───── Records provided ─────
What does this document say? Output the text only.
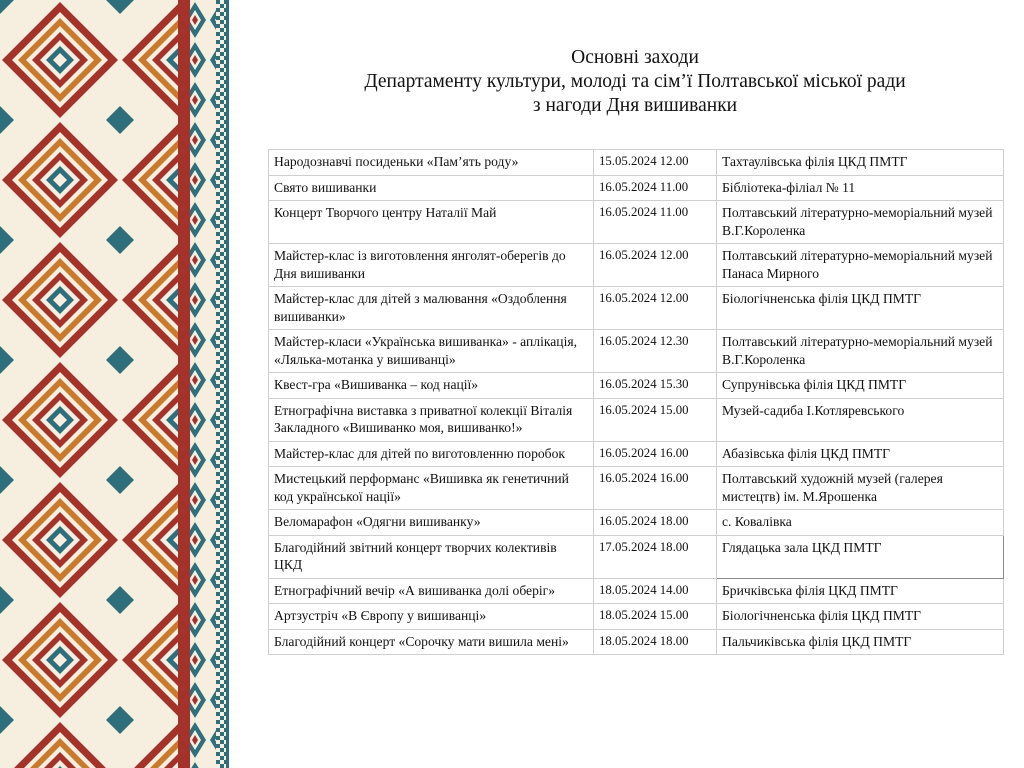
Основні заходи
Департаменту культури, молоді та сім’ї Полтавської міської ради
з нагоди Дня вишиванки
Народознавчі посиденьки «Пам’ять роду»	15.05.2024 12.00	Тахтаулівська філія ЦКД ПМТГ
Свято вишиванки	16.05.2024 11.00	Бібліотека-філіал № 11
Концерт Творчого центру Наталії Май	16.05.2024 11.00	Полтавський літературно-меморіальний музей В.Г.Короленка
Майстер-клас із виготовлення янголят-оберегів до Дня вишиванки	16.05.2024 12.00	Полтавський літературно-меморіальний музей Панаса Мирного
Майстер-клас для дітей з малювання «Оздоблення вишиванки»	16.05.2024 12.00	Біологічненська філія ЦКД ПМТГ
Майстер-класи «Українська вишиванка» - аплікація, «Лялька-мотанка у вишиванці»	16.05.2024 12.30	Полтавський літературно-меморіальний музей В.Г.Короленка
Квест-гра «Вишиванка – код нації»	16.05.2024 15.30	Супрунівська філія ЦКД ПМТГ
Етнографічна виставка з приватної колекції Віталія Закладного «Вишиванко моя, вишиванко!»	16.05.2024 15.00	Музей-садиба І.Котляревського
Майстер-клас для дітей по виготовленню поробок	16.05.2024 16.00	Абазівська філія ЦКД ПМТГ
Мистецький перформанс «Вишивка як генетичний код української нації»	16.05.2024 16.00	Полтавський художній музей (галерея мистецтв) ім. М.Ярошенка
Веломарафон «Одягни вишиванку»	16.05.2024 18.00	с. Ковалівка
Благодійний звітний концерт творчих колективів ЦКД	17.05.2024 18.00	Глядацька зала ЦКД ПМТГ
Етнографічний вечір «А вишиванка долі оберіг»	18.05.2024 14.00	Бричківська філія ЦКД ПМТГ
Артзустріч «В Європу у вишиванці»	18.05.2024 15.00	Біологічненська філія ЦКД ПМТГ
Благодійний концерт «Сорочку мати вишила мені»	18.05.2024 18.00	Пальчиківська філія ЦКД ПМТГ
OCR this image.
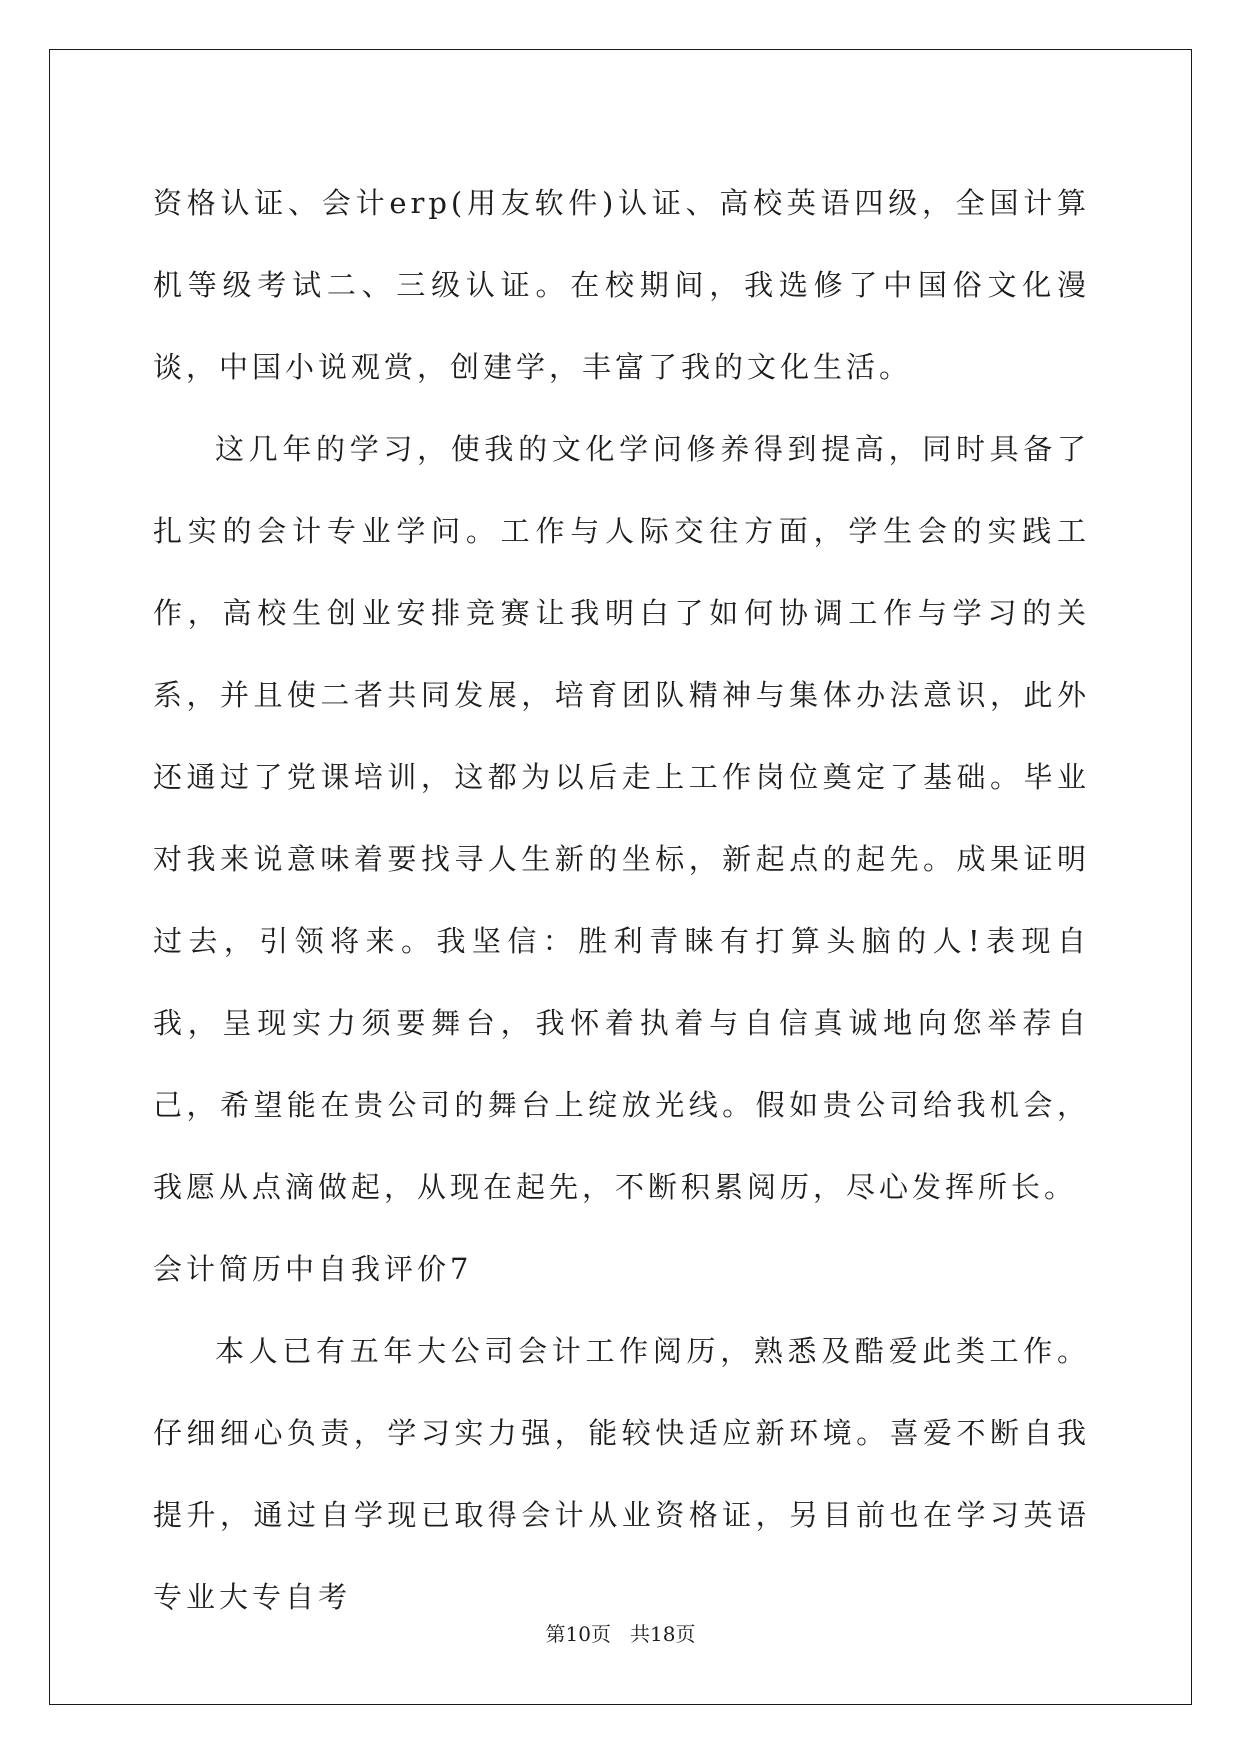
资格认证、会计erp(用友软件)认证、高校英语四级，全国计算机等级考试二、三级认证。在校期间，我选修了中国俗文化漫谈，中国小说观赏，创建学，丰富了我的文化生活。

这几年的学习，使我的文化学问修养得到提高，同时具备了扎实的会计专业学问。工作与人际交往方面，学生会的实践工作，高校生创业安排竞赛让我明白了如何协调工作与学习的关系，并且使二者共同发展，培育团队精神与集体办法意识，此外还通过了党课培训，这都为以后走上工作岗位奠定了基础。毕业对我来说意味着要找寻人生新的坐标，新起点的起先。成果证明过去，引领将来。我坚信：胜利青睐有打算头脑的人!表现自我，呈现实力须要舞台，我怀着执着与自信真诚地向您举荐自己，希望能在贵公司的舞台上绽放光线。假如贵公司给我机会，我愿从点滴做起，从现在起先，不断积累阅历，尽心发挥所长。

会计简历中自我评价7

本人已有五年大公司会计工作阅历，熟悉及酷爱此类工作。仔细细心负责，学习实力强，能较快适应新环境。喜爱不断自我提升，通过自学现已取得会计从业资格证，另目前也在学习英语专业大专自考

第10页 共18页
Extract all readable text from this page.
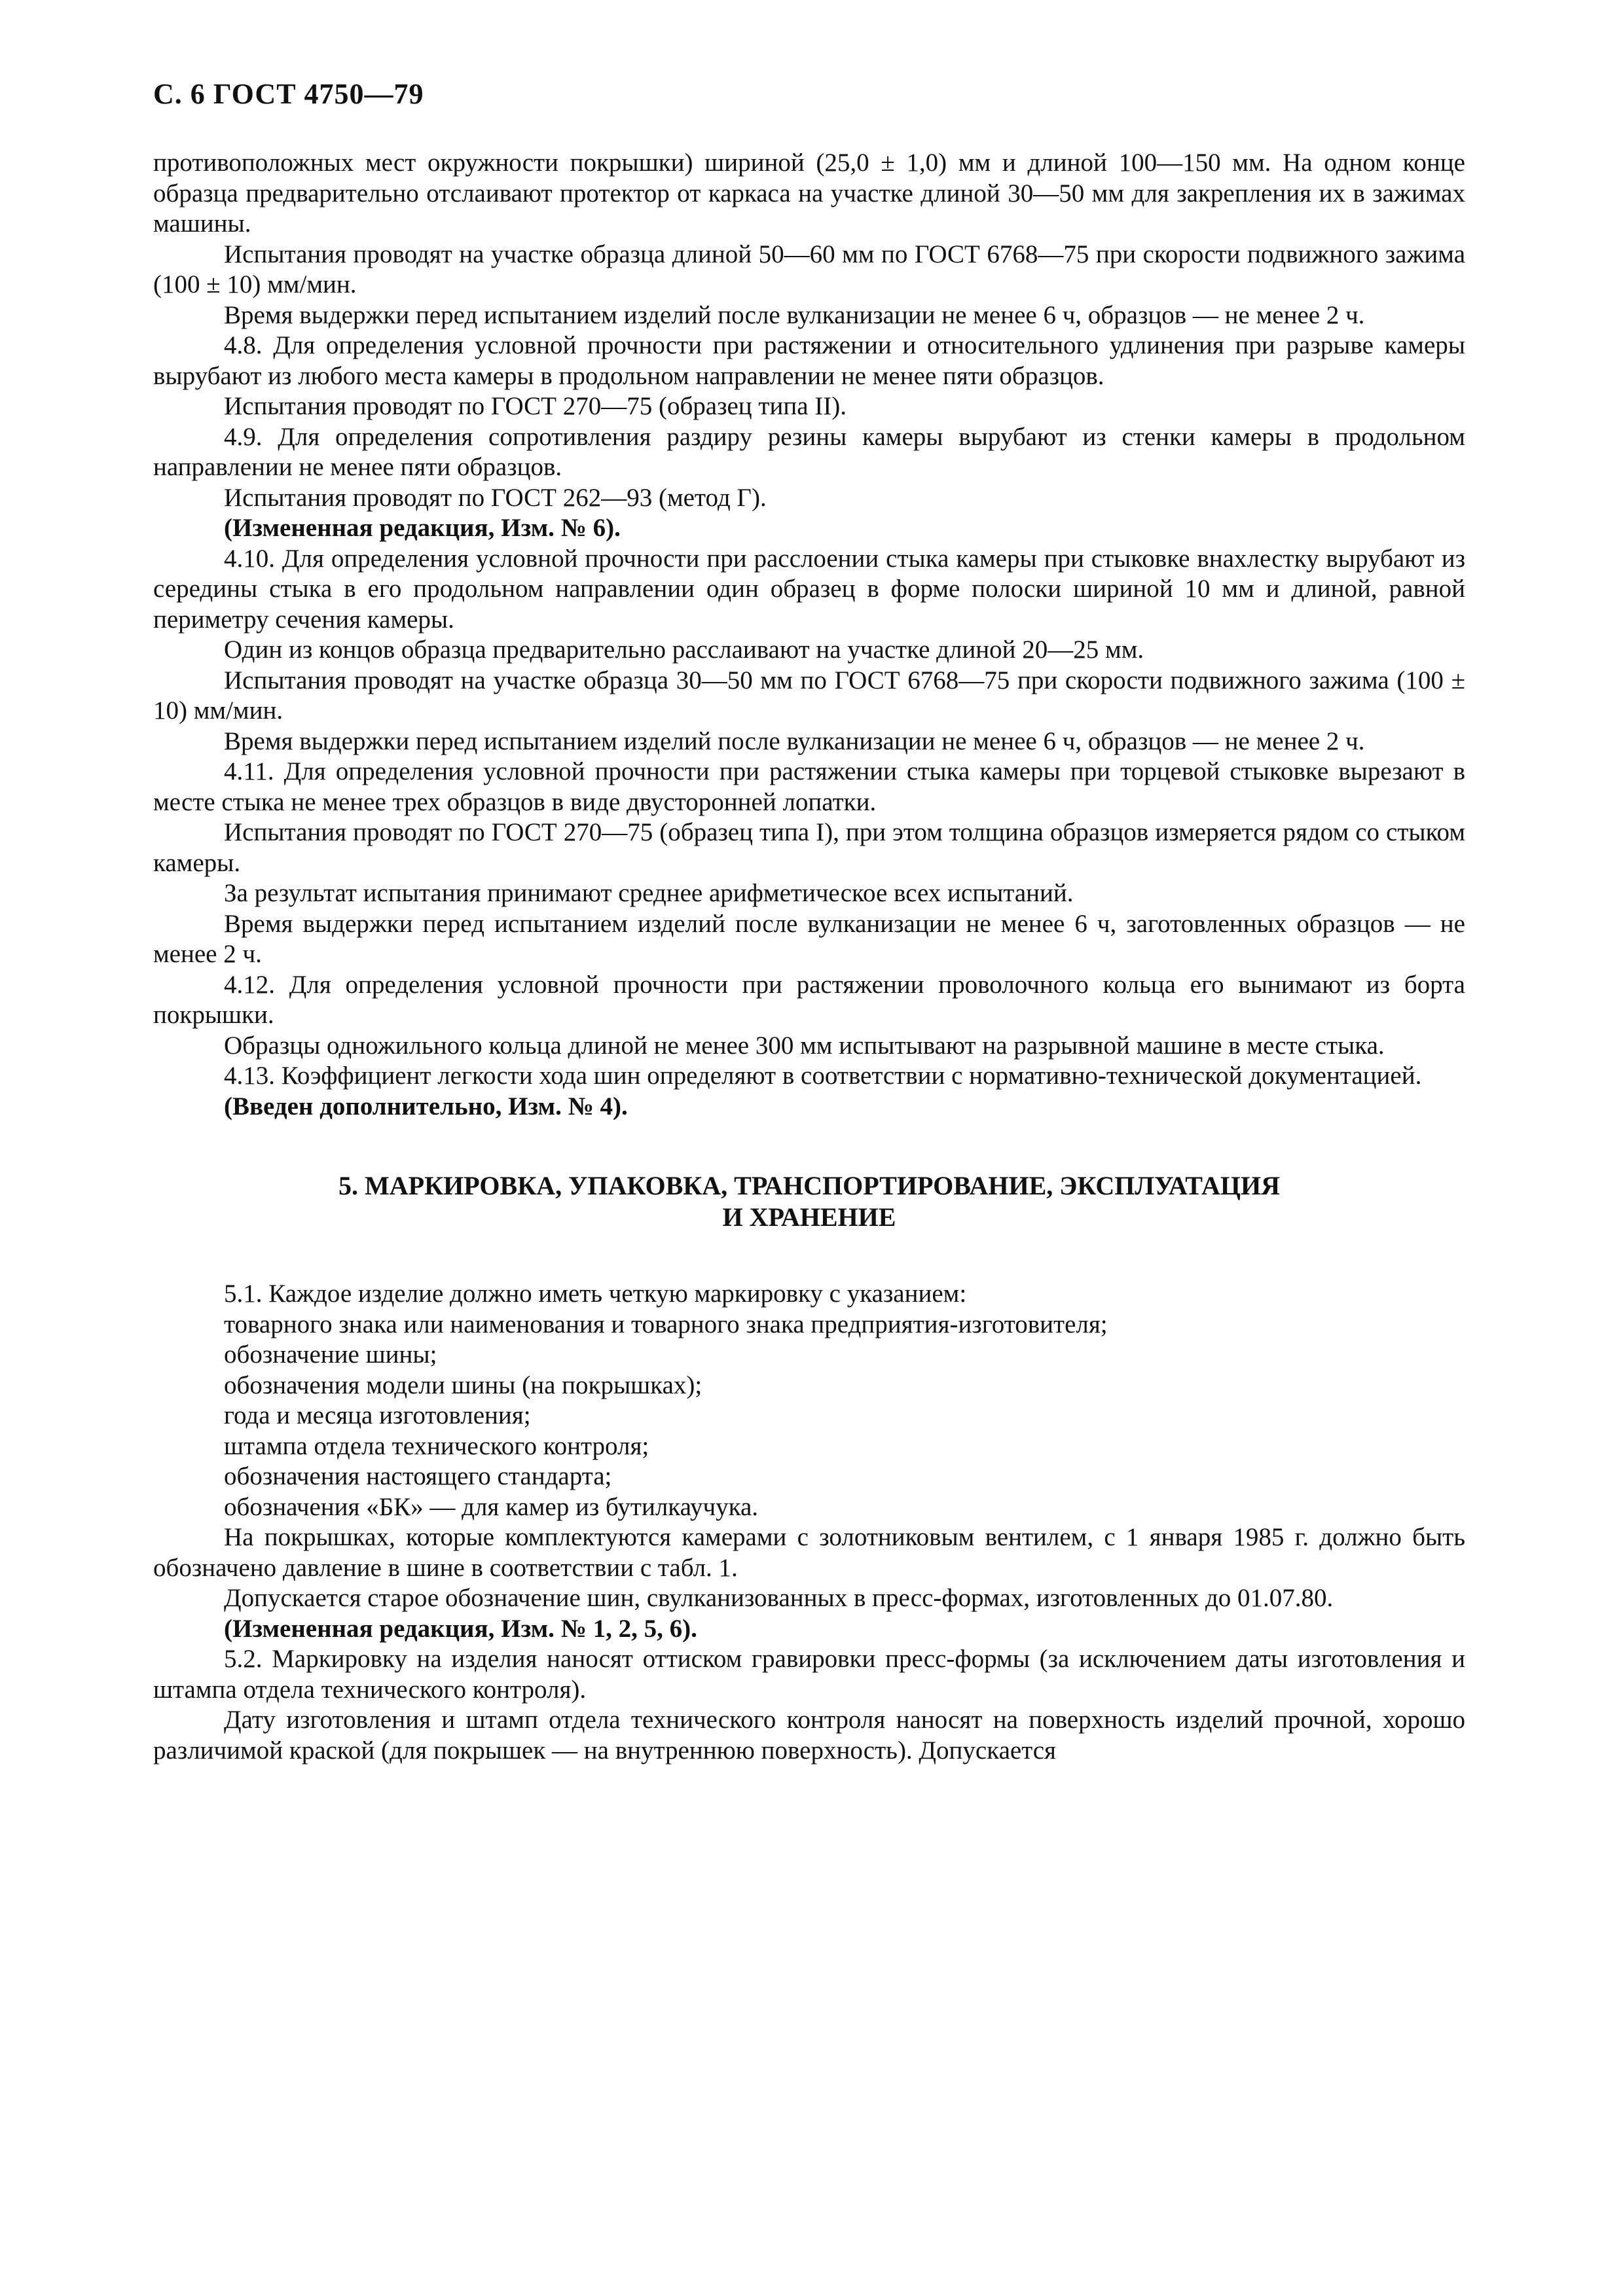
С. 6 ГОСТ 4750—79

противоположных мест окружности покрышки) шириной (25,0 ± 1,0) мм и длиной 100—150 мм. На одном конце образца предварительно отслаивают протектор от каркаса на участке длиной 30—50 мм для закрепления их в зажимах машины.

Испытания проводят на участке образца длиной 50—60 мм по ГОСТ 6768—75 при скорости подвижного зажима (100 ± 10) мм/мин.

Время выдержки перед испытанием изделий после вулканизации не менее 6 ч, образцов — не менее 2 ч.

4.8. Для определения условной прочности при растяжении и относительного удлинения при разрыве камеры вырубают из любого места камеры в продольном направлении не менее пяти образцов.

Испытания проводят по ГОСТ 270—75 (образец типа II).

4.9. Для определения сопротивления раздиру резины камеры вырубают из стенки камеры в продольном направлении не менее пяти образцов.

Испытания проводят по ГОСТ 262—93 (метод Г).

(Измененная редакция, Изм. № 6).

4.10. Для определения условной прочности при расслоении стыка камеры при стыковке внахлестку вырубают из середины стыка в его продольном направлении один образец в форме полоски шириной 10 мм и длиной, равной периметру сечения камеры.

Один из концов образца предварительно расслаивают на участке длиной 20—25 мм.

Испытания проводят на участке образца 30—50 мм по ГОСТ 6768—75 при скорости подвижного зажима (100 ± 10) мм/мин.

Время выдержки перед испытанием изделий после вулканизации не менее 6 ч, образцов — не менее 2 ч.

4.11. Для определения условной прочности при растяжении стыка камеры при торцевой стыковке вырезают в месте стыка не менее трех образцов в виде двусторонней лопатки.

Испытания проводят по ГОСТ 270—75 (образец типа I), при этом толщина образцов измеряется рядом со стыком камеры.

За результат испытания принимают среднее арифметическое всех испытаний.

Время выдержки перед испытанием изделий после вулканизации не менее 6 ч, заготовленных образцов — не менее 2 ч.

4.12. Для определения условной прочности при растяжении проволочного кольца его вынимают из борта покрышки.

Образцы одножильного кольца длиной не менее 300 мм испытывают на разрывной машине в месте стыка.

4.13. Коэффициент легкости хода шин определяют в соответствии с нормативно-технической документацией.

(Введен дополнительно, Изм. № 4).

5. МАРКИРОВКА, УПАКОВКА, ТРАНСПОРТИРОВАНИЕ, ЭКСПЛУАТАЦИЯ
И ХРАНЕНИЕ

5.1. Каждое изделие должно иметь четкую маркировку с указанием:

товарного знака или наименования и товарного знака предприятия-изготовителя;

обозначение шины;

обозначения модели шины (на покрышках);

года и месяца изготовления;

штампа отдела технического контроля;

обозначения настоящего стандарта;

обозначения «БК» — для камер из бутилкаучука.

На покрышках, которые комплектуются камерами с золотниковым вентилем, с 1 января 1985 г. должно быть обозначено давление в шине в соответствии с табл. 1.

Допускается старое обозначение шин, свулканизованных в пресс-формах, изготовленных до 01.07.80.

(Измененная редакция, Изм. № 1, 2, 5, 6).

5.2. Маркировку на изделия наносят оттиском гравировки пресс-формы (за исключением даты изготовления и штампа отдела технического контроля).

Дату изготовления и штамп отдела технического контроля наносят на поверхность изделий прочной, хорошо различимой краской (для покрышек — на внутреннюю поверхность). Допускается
─────
### [Exercise details]
Give the number of lines containing the word "покрышки". No other answer is needed.

### [Response to this task]
2